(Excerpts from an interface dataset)
§ §

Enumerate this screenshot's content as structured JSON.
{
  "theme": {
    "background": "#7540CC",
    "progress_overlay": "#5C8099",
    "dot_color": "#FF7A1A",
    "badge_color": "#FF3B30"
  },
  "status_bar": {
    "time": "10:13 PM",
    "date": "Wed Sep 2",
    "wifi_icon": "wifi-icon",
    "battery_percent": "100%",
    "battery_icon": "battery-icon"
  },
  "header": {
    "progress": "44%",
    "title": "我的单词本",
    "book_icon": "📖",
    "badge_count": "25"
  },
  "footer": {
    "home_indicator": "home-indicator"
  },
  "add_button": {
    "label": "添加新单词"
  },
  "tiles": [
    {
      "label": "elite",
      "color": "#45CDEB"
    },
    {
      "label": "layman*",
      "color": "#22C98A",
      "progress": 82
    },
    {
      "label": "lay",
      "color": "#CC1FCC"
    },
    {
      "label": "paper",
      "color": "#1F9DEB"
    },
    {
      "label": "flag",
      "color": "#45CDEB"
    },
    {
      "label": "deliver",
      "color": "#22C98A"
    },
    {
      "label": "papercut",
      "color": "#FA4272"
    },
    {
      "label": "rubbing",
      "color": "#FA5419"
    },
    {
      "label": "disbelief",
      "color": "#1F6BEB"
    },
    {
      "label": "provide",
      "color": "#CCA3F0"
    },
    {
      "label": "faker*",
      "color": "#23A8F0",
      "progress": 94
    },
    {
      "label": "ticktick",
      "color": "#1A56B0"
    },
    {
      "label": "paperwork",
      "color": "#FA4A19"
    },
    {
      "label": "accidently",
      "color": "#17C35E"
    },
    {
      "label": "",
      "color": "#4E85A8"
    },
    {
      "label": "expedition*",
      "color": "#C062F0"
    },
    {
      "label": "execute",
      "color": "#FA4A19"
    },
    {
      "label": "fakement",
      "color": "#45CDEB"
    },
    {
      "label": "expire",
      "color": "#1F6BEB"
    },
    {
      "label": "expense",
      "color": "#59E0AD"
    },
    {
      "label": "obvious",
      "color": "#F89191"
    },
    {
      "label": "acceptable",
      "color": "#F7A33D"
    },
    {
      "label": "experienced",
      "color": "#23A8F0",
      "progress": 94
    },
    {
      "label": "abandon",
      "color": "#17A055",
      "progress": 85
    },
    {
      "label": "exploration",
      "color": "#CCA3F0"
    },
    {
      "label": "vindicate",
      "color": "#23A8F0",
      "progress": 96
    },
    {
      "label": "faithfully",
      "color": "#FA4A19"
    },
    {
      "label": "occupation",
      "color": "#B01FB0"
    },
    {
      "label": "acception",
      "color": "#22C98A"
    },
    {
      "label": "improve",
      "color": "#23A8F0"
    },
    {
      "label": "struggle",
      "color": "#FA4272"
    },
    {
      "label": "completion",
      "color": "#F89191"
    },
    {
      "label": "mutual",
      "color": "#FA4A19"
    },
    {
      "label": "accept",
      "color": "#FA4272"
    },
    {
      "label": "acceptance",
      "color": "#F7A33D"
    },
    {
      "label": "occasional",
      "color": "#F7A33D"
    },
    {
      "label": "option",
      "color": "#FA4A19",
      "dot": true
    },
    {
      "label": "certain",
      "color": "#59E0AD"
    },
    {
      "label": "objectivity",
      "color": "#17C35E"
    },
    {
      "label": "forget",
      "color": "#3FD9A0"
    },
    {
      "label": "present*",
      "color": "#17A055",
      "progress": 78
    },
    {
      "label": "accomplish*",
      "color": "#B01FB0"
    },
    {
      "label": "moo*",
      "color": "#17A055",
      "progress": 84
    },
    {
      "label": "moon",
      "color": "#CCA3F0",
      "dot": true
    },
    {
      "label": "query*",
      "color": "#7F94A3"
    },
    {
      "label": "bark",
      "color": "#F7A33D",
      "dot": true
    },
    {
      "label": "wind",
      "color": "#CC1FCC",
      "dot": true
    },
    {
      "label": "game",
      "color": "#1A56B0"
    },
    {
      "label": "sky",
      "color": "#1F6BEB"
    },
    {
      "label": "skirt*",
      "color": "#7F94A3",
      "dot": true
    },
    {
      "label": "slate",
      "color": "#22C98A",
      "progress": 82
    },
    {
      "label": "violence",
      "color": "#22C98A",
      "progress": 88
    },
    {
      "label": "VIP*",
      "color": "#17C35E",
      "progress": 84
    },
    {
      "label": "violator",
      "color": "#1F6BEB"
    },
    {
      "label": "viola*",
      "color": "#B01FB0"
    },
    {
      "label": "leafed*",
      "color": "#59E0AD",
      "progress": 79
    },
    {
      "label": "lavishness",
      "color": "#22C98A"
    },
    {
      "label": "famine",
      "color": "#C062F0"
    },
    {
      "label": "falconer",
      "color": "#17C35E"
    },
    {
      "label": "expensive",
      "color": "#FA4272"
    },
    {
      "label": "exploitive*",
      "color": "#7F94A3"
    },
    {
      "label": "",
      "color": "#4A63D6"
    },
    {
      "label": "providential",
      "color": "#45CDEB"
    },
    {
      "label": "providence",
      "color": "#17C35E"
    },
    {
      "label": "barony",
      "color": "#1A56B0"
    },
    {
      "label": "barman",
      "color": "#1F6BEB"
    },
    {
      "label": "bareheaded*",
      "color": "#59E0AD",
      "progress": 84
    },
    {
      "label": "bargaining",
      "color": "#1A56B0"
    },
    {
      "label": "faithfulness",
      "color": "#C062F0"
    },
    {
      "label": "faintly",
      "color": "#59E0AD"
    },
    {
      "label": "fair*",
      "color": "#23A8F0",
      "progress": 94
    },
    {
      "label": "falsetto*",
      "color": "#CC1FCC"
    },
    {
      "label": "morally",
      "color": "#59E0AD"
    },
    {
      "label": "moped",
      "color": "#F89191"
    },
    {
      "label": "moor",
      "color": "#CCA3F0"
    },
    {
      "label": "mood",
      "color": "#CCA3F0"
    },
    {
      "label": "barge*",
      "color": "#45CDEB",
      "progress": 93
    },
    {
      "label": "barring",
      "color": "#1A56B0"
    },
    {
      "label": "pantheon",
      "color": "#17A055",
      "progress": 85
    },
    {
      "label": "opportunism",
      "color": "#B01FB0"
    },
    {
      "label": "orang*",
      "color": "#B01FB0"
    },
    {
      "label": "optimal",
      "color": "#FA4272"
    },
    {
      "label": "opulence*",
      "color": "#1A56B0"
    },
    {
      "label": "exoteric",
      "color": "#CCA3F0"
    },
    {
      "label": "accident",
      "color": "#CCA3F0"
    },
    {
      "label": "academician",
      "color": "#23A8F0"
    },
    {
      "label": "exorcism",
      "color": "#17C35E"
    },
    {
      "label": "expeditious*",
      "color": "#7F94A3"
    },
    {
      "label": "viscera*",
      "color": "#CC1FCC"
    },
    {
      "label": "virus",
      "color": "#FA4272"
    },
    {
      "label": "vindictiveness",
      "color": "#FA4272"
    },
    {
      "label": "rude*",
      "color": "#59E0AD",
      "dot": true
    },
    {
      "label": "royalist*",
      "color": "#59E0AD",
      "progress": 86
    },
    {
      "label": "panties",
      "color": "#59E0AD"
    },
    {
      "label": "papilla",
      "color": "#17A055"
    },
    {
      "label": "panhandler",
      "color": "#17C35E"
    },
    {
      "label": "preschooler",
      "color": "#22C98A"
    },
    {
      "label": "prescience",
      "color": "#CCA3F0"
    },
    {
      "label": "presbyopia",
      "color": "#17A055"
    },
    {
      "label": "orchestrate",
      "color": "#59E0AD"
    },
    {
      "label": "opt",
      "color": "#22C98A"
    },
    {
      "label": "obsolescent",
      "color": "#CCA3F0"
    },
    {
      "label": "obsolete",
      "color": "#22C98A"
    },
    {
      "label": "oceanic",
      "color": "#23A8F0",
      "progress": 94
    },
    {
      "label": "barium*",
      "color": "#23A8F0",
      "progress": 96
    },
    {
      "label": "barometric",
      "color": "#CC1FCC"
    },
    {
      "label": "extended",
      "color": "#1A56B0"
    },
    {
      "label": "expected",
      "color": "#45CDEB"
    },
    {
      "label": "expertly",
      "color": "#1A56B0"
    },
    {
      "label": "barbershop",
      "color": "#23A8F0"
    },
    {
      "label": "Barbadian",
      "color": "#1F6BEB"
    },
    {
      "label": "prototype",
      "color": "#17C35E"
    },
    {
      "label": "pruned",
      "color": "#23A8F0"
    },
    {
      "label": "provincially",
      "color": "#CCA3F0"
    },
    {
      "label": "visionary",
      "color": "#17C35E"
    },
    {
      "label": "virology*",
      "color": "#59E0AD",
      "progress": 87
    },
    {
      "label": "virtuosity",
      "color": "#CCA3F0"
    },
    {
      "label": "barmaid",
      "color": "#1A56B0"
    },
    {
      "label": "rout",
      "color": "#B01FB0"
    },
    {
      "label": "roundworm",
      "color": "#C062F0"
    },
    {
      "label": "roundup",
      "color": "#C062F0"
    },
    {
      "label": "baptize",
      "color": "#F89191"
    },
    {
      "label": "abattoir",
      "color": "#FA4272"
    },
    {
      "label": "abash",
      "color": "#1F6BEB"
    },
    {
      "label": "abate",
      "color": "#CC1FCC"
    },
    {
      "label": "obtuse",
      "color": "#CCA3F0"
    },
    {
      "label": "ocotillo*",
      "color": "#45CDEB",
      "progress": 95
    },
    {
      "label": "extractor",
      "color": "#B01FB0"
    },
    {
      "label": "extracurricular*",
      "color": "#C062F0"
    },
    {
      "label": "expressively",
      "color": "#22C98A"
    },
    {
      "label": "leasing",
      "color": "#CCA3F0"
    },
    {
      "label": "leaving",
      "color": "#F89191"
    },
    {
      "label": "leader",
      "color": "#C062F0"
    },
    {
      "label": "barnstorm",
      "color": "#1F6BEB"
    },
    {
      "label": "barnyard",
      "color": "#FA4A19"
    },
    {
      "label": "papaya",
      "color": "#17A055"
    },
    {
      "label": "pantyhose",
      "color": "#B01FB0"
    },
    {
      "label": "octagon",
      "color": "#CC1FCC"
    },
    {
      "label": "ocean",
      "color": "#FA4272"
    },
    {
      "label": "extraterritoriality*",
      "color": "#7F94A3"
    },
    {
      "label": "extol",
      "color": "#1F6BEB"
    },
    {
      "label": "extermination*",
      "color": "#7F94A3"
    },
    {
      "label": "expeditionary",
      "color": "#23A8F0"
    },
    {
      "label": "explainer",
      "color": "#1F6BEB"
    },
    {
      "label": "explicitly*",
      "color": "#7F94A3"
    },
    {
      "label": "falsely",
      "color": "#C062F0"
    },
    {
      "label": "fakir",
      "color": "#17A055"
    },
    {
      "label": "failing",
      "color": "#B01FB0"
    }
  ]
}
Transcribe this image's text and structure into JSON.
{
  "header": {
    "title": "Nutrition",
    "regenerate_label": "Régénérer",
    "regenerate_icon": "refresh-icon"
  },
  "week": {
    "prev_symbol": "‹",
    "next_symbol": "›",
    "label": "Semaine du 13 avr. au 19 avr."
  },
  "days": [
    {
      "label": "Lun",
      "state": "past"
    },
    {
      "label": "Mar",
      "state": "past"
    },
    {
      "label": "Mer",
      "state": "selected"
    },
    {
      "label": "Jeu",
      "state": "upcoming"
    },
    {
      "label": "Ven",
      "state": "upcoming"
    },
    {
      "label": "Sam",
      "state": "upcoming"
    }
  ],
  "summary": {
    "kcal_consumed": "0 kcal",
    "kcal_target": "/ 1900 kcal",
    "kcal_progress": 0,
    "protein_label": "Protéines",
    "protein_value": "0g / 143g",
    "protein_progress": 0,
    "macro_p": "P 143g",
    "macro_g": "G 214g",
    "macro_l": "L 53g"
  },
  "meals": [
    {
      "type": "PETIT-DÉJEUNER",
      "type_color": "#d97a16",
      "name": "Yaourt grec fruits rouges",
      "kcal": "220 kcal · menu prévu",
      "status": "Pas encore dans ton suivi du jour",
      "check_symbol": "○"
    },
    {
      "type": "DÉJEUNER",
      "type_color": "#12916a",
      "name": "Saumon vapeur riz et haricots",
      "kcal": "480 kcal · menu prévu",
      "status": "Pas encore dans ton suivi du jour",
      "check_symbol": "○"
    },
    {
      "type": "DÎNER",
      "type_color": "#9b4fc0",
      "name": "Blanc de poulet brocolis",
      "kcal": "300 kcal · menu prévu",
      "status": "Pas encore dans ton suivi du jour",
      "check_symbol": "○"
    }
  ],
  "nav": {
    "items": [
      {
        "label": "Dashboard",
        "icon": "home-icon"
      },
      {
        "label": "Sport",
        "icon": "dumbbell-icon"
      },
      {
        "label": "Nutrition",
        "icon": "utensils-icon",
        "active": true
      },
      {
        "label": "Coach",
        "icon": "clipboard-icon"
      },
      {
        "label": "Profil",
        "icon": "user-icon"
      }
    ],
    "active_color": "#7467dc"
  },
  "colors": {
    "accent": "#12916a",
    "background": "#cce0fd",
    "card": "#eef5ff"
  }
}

§ §

▶ WHAT THE TASK REQUIRES
With "menu" as the string to match, show every line of the entries above that has it.

▶ ANSWER SPACE
      "kcal": "220 kcal · menu prévu",
      "kcal": "480 kcal · menu prévu",
      "kcal": "300 kcal · menu prévu",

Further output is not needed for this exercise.